TASKS FOR THIS EXERCISE:
1 > Echo the part of the Scheme syntax discussion that opens with the words containing "Unfortunately, &condition[car '(a" and closes with "way, but it is.".
2 > According to the Scheme syntax discussion, what are symbols beginning with ampersands standard for in R6RS?
3 > List every distinct item that the Scheme syntax discussion encloses in single quotation marks.

DOCUMENT SEGMENT:
======

On 12/29/2012 07:22 PM, John Cowan wrote:
Per Bothner scripsit:
There is a seeming ambiguity, since in Scheme the character '&'
is a valid symbol character.  However, a symbol followed
immediately by either '{' or '[' is not defined by standard
Scheme, so this is a conflict-free extension.

Unfortunately, &condition[car '(a b c)] is perfectly well-defined
R6RS lexical syntax, where [] means the same as () and symbols
beginning with ampersands are actually standard for names of
condition types.  I don't say it should be that way, but it is.

Technically, it's well-defined R6RS lexical syntax, but it would be
horrible style.  First, people would normally put a space before
the '['.  Secondly, I don't see '[...]' used much except for "clauses"

======

COLLECTED MATERIAL:
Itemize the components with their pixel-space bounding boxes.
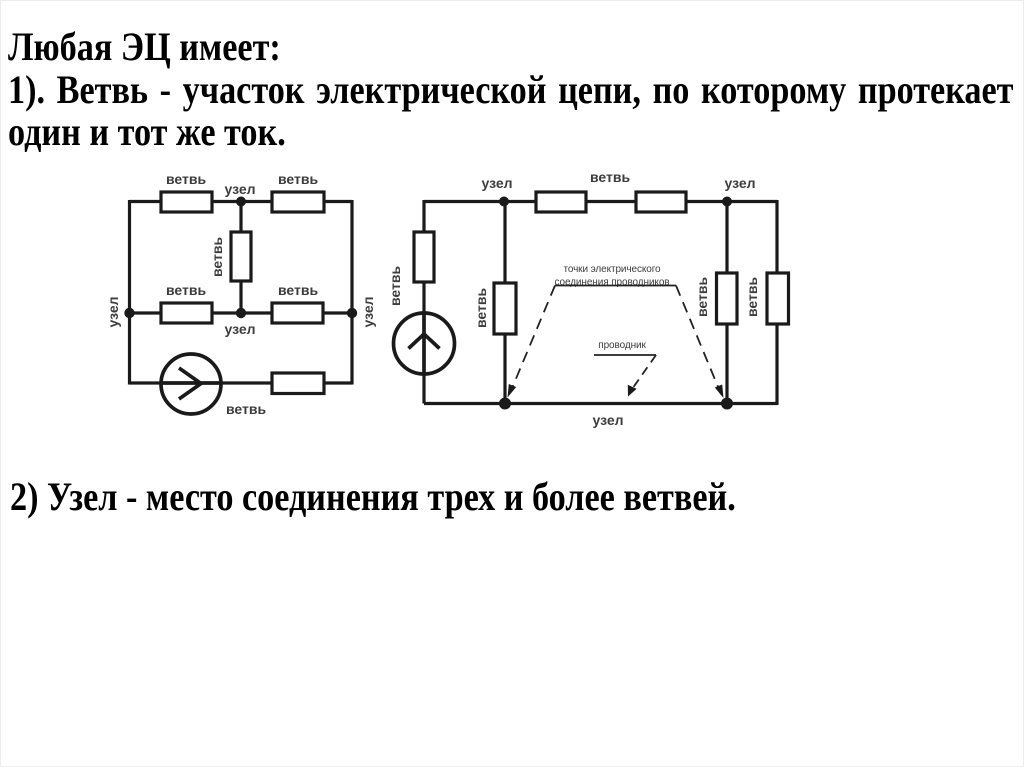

======

OUTPUTS FOR THE TASKS:
1 >
Unfortunately, &condition[car '(a b c)] is perfectly well-defined
R6RS lexical syntax, where [] means the same as () and symbols
beginning with ampersands are actually standard for names of
condition types.  I don't say it should be that way, but it is.

2 > Names of condition types.

3 > &, {, [, [...]